## Task requirements
Scan the data beneath this task and copy each line that includes "vallem".

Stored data
● ● ● ● ●
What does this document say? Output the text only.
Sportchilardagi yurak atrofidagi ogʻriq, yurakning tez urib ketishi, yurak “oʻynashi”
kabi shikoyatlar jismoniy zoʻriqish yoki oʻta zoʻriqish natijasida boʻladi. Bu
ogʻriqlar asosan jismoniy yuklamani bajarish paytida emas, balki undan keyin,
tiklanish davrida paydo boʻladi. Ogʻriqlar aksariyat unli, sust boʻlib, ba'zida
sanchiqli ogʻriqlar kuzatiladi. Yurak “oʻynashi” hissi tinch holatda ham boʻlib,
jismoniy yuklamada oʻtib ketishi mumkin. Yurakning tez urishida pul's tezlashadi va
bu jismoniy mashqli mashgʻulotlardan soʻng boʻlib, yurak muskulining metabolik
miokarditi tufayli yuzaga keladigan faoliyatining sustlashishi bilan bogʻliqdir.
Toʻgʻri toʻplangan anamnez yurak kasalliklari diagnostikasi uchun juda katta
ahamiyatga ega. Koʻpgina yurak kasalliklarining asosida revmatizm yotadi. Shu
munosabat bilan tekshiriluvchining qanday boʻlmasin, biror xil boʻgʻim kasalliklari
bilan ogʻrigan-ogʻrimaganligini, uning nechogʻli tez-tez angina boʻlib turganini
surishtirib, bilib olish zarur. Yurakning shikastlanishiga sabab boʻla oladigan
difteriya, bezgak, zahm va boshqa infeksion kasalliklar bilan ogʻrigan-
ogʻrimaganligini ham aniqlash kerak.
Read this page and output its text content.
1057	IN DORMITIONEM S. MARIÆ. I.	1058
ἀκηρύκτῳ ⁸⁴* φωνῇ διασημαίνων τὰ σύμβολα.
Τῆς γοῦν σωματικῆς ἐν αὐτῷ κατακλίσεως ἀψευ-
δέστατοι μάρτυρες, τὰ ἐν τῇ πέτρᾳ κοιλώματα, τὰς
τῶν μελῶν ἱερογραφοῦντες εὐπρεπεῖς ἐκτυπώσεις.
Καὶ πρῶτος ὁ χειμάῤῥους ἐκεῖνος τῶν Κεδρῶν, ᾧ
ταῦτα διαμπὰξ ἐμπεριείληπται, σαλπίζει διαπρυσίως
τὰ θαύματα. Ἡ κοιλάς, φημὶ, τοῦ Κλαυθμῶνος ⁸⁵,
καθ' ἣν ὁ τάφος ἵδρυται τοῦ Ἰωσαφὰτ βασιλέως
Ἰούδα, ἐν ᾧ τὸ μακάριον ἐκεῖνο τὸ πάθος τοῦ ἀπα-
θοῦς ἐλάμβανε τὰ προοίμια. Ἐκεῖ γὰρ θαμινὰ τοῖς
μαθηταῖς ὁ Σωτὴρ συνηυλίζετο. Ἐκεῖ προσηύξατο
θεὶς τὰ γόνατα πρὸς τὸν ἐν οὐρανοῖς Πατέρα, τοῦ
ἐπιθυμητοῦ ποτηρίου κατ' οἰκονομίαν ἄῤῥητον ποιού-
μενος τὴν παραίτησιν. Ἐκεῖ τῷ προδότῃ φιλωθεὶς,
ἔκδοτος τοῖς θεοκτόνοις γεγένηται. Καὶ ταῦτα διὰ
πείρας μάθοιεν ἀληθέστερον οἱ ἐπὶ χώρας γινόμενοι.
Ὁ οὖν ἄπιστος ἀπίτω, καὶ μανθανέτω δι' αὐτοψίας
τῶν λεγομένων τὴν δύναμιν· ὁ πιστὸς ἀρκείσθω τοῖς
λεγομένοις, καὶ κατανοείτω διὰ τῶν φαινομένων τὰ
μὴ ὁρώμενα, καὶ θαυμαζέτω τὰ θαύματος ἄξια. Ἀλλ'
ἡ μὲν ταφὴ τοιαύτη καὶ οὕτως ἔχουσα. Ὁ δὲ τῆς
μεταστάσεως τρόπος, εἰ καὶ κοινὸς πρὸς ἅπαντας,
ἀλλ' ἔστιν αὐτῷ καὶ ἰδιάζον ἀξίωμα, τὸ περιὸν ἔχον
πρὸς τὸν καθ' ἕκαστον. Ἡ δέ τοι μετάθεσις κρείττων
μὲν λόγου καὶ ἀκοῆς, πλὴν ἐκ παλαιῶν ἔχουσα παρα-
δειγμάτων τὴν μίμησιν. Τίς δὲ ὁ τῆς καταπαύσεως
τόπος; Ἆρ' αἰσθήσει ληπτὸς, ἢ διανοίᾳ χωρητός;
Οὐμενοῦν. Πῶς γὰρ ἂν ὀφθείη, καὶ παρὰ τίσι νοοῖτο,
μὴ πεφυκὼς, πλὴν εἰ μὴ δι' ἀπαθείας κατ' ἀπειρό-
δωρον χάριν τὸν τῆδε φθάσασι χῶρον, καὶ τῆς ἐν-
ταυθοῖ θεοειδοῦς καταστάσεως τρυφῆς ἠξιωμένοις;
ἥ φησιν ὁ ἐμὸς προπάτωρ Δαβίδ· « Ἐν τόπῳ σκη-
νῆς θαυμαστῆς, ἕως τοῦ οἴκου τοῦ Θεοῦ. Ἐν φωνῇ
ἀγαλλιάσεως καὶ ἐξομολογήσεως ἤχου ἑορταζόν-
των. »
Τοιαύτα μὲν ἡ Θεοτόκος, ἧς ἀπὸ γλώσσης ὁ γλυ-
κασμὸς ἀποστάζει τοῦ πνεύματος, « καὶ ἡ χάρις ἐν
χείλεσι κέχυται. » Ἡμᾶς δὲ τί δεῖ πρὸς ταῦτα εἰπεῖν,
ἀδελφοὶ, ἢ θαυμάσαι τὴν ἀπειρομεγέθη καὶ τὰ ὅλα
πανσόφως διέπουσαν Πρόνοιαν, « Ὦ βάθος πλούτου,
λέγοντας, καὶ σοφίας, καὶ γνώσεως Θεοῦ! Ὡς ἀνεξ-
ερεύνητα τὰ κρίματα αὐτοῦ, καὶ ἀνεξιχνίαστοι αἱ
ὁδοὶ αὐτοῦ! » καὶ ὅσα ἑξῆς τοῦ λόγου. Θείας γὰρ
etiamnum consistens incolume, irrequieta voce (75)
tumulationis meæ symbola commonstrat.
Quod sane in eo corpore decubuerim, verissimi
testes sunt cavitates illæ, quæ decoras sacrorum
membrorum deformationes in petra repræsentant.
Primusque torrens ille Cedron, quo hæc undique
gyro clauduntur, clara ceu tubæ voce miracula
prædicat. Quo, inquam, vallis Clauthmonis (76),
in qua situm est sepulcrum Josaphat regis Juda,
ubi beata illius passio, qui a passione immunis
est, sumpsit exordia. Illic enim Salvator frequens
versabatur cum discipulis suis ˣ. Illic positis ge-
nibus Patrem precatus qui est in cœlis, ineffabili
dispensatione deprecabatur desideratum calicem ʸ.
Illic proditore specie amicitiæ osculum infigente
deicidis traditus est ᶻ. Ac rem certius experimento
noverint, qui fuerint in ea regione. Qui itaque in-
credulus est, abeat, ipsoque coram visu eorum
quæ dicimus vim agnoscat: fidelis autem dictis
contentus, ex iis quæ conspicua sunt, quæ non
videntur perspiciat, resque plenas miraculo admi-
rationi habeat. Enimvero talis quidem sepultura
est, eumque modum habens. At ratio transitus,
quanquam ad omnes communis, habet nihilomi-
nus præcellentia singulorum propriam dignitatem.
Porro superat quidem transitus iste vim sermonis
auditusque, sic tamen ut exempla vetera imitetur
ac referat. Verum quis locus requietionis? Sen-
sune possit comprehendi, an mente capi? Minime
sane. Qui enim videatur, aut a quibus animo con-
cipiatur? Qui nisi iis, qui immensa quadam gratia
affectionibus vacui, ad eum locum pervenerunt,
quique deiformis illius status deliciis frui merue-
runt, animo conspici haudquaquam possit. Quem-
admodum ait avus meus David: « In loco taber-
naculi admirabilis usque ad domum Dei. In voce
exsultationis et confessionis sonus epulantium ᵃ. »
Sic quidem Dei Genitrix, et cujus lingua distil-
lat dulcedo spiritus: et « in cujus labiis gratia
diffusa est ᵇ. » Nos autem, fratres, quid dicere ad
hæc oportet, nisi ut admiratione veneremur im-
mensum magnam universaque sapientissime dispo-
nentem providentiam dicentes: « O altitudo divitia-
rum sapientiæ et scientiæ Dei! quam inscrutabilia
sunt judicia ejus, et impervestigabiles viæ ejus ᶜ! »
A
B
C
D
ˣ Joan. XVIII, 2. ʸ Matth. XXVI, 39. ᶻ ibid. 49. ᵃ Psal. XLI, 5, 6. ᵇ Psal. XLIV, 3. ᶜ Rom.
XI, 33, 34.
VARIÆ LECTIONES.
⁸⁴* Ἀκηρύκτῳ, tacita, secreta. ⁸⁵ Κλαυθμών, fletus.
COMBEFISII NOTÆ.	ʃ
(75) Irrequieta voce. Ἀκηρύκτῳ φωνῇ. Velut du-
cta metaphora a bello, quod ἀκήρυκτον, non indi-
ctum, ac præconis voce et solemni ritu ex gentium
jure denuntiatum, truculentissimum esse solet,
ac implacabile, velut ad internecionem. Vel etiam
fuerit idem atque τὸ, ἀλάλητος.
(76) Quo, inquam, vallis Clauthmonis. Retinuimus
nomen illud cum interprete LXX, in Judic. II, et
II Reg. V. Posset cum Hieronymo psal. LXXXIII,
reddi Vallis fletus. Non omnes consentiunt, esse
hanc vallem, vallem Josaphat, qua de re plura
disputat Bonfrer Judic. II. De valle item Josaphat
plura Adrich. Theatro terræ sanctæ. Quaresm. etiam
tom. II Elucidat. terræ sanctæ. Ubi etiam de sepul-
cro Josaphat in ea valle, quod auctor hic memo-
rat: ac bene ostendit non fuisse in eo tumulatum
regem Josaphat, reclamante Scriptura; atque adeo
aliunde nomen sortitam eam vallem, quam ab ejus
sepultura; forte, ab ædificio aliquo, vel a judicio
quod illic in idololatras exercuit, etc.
● ● ● ● ●
## Answer below
hanc vallem, vallem Josaphat, qua de re plura
aliunde nomen sortitam eam vallem, quam ab ejus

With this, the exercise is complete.